[Start EXCERPTED RECORDS]

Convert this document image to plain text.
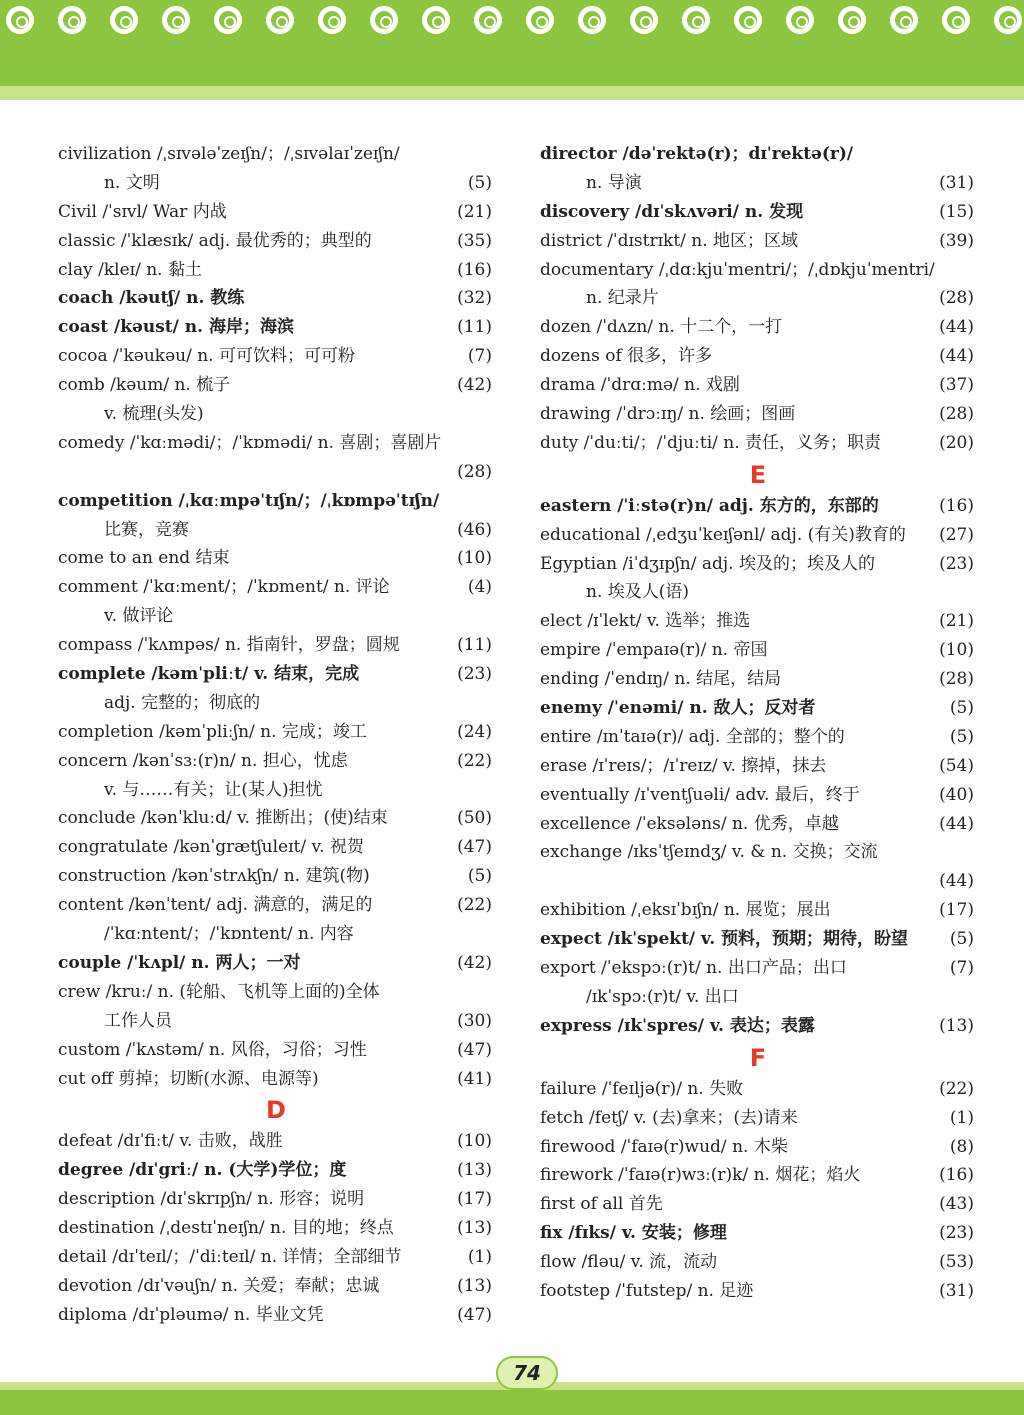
civilization /ˌsɪvələˈzeɪʃn/；/ˌsɪvəlaɪˈzeɪʃn/
n. 文明	(5)
Civil /ˈsɪvl/ War 内战	(21)
classic /ˈklæsɪk/ adj. 最优秀的；典型的	(35)
clay /kleɪ/ n. 黏土	(16)
coach /kəutʃ/ n. 教练	(32)
coast /kəust/ n. 海岸；海滨	(11)
cocoa /ˈkəukəu/ n. 可可饮料；可可粉	(7)
comb /kəum/ n. 梳子	(42)
v. 梳理(头发)
comedy /ˈkɑːmədi/；/ˈkɒmədi/ n. 喜剧；喜剧片
(28)
competition /ˌkɑːmpəˈtɪʃn/；/ˌkɒmpəˈtɪʃn/
比赛，竞赛	(46)
come to an end 结束	(10)
comment /ˈkɑːment/；/ˈkɒment/ n. 评论	(4)
v. 做评论
compass /ˈkʌmpəs/ n. 指南针，罗盘；圆规	(11)
complete /kəmˈpliːt/ v. 结束，完成	(23)
adj. 完整的；彻底的
completion /kəmˈpliːʃn/ n. 完成；竣工	(24)
concern /kənˈsɜː(r)n/ n. 担心，忧虑	(22)
v. 与……有关；让(某人)担忧
conclude /kənˈkluːd/ v. 推断出；(使)结束	(50)
congratulate /kənˈgrætʃuleɪt/ v. 祝贺	(47)
construction /kənˈstrʌkʃn/ n. 建筑(物)	(5)
content /kənˈtent/ adj. 满意的，满足的	(22)
/ˈkɑːntent/；/ˈkɒntent/ n. 内容
couple /ˈkʌpl/ n. 两人；一对	(42)
crew /kruː/ n. (轮船、飞机等上面的)全体
工作人员	(30)
custom /ˈkʌstəm/ n. 风俗，习俗；习性	(47)
cut off 剪掉；切断(水源、电源等)	(41)
D
defeat /dɪˈfiːt/ v. 击败，战胜	(10)
degree /dɪˈgriː/ n. (大学)学位；度	(13)
description /dɪˈskrɪpʃn/ n. 形容；说明	(17)
destination /ˌdestɪˈneɪʃn/ n. 目的地；终点	(13)
detail /dɪˈteɪl/；/ˈdiːteɪl/ n. 详情；全部细节	(1)
devotion /dɪˈvəuʃn/ n. 关爱；奉献；忠诚	(13)
diploma /dɪˈpləumə/ n. 毕业文凭	(47)
director /dəˈrektə(r)；dɪˈrektə(r)/
n. 导演	(31)
discovery /dɪˈskʌvəri/ n. 发现	(15)
district /ˈdɪstrɪkt/ n. 地区；区域	(39)
documentary /ˌdɑːkjuˈmentri/；/ˌdɒkjuˈmentri/
n. 纪录片	(28)
dozen /ˈdʌzn/ n. 十二个，一打	(44)
dozens of 很多，许多	(44)
drama /ˈdrɑːmə/ n. 戏剧	(37)
drawing /ˈdrɔːɪŋ/ n. 绘画；图画	(28)
duty /ˈduːti/；/ˈdjuːti/ n. 责任，义务；职责	(20)
E
eastern /ˈiːstə(r)n/ adj. 东方的，东部的	(16)
educational /ˌedʒuˈkeɪʃənl/ adj. (有关)教育的 (27)
Egyptian /iˈdʒɪpʃn/ adj. 埃及的；埃及人的	(23)
n. 埃及人(语)
elect /ɪˈlekt/ v. 选举；推选	(21)
empire /ˈempaɪə(r)/ n. 帝国	(10)
ending /ˈendɪŋ/ n. 结尾，结局	(28)
enemy /ˈenəmi/ n. 敌人；反对者	(5)
entire /ɪnˈtaɪə(r)/ adj. 全部的；整个的	(5)
erase /ɪˈreɪs/；/ɪˈreɪz/ v. 擦掉，抹去	(54)
eventually /ɪˈventʃuəli/ adv. 最后，终于	(40)
excellence /ˈeksələns/ n. 优秀，卓越	(44)
exchange /ɪksˈtʃeɪndʒ/ v. & n. 交换；交流
(44)
exhibition /ˌeksɪˈbɪʃn/ n. 展览；展出	(17)
expect /ɪkˈspekt/ v. 预料，预期；期待，盼望 (5)
export /ˈekspɔː(r)t/ n. 出口产品；出口	(7)
/ɪkˈspɔː(r)t/ v. 出口
express /ɪkˈspres/ v. 表达；表露	(13)
F
failure /ˈfeɪljə(r)/ n. 失败	(22)
fetch /fetʃ/ v. (去)拿来；(去)请来	(1)
firewood /ˈfaɪə(r)wud/ n. 木柴	(8)
firework /ˈfaɪə(r)wɜː(r)k/ n. 烟花；焰火	(16)
first of all 首先	(43)
fix /fɪks/ v. 安装；修理	(23)
flow /fləu/ v. 流，流动	(53)
footstep /ˈfutstep/ n. 足迹	(31)
74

[End EXCERPTED RECORDS]

■ **DIRECTIONS**:
In the lines above, find each one with "ˈfaɪə" and list it.

■ **COMPLETE RESPONSE**:
firewood /ˈfaɪə(r)wud/ n. 木柴	(8)
firework /ˈfaɪə(r)wɜː(r)k/ n. 烟花；焰火	(16)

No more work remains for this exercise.